» **Directive**:
What is the number of lines in these entries that include "acik"? Write that number and no other text.

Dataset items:

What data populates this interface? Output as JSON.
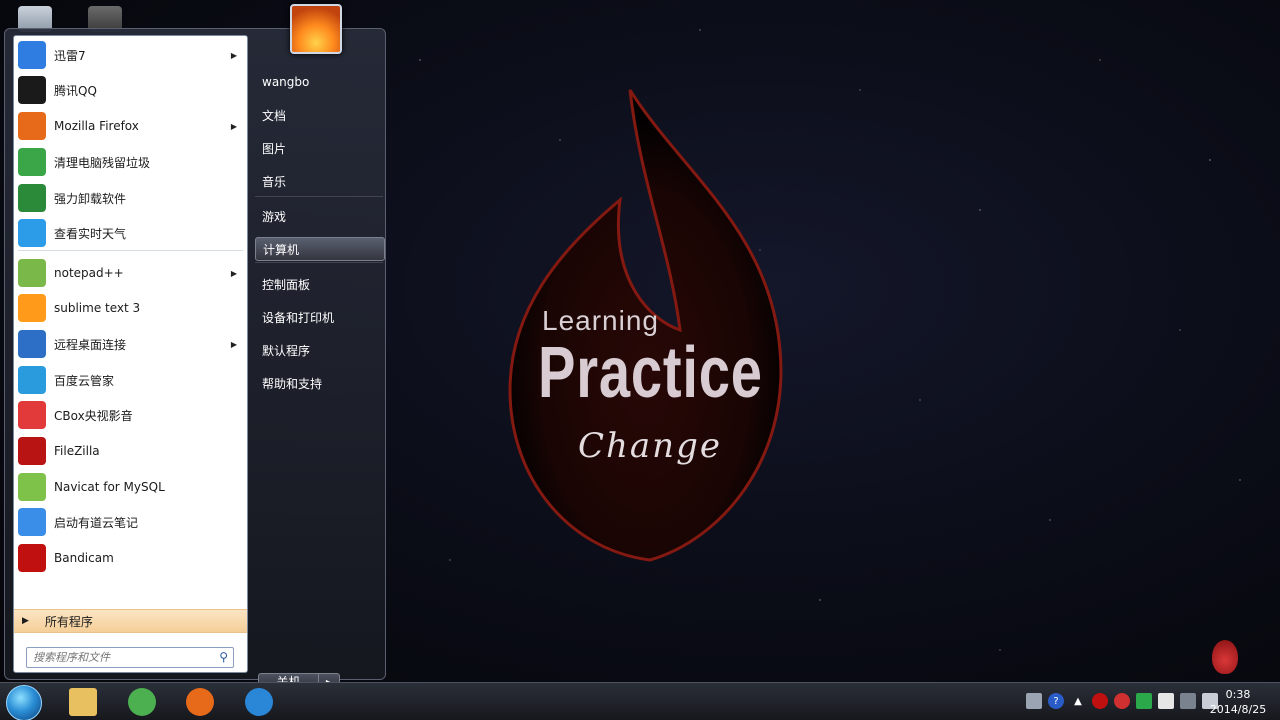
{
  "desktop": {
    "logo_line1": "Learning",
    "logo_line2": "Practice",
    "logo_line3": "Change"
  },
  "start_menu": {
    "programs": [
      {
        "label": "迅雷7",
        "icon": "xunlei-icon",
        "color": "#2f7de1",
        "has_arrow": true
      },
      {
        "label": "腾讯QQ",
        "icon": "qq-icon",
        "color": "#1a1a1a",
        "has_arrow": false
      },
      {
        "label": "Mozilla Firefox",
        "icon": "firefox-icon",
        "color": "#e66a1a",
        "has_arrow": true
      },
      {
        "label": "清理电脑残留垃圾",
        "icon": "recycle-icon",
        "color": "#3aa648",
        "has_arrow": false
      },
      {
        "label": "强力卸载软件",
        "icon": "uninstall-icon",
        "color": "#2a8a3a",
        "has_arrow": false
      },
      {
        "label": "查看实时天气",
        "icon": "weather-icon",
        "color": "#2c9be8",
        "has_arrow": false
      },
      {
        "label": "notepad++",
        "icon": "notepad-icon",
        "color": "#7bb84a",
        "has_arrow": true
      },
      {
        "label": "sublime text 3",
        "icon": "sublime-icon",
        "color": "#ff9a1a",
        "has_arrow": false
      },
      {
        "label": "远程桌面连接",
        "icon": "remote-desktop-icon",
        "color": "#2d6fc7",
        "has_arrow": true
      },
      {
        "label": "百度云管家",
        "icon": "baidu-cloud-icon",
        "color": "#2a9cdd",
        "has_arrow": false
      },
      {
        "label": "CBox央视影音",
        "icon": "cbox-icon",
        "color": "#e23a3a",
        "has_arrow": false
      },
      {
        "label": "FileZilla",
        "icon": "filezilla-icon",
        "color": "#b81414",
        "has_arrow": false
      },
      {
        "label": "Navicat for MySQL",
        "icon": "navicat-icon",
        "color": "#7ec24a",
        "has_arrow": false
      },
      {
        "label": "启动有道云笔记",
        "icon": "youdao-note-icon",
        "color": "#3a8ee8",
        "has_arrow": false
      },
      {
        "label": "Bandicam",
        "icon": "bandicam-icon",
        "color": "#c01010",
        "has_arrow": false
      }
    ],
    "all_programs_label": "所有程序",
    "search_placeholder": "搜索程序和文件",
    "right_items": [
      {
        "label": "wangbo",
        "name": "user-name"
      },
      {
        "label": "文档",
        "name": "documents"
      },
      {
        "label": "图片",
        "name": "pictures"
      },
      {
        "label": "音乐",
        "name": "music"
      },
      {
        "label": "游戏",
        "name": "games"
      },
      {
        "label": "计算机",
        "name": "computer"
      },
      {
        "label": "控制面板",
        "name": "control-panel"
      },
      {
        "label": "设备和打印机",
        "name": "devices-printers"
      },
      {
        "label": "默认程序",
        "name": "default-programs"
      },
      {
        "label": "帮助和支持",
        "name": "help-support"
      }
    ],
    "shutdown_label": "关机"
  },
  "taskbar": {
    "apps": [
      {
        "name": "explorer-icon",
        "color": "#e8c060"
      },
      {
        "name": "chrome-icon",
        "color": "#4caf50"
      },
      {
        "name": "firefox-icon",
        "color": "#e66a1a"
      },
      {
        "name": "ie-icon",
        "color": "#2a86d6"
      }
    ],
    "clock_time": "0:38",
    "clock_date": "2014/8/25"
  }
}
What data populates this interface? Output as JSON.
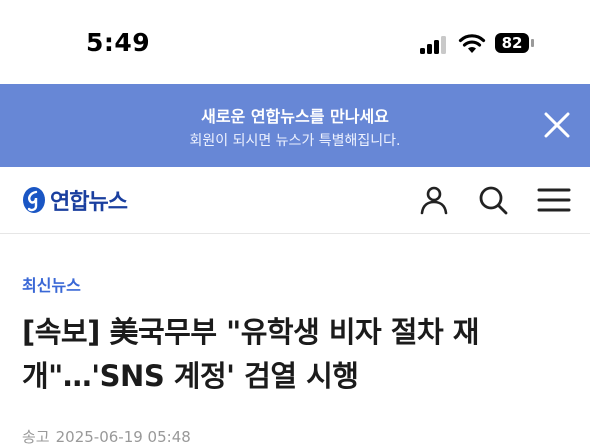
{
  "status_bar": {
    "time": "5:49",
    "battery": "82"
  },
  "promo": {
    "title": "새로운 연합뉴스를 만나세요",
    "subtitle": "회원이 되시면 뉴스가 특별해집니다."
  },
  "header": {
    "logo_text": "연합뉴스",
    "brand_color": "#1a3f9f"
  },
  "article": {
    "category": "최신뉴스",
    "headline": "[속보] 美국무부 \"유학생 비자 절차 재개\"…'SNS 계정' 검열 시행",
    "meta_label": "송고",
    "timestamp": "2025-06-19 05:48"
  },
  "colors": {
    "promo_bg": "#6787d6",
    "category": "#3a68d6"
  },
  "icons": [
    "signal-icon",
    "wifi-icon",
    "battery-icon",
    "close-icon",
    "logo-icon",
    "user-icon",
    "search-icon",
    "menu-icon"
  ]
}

--

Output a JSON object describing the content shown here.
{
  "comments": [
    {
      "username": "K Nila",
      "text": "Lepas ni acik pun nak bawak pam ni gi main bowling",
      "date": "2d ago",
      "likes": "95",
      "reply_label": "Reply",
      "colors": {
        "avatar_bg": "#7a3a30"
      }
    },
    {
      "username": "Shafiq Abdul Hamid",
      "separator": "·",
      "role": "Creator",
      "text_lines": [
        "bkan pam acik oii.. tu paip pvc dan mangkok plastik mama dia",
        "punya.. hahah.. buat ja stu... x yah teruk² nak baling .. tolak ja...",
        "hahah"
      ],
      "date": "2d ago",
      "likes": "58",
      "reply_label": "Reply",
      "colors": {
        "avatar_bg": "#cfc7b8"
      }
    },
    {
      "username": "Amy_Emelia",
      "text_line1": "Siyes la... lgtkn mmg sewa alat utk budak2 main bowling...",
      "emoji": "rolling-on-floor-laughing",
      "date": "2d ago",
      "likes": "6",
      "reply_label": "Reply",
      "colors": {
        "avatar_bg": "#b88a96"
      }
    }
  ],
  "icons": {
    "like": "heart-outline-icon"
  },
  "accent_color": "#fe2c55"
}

* * *

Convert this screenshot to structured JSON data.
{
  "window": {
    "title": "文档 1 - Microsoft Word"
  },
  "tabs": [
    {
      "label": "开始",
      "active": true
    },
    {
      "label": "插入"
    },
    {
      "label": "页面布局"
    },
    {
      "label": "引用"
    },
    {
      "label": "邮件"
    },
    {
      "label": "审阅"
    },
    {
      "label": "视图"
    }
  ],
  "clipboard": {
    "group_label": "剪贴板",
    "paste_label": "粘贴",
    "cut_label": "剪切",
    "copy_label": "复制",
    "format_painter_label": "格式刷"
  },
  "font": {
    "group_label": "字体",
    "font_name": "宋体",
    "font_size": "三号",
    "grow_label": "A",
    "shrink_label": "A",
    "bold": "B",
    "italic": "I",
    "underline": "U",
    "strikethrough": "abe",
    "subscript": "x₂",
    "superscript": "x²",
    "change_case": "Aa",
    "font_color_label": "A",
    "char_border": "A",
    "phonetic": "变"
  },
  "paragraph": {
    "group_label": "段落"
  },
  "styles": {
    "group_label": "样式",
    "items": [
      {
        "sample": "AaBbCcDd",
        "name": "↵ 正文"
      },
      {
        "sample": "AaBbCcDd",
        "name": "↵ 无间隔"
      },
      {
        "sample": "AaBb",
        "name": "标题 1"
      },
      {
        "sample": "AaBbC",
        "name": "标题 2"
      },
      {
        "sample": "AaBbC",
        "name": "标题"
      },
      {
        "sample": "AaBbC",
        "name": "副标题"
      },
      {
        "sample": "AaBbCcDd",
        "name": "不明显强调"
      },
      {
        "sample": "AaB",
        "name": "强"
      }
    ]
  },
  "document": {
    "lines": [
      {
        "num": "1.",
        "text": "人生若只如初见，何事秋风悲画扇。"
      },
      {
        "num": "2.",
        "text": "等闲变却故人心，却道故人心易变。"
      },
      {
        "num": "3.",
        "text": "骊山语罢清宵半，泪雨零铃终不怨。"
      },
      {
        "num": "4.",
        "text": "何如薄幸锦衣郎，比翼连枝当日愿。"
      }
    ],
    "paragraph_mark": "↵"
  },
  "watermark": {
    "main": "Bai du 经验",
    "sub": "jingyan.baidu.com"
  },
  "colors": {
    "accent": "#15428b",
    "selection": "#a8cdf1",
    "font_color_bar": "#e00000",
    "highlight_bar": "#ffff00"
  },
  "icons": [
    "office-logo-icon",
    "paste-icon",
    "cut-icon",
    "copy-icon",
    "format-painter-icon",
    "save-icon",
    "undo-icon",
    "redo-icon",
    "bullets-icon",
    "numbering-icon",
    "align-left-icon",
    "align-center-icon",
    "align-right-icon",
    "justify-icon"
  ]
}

» **Solution to this task**:
2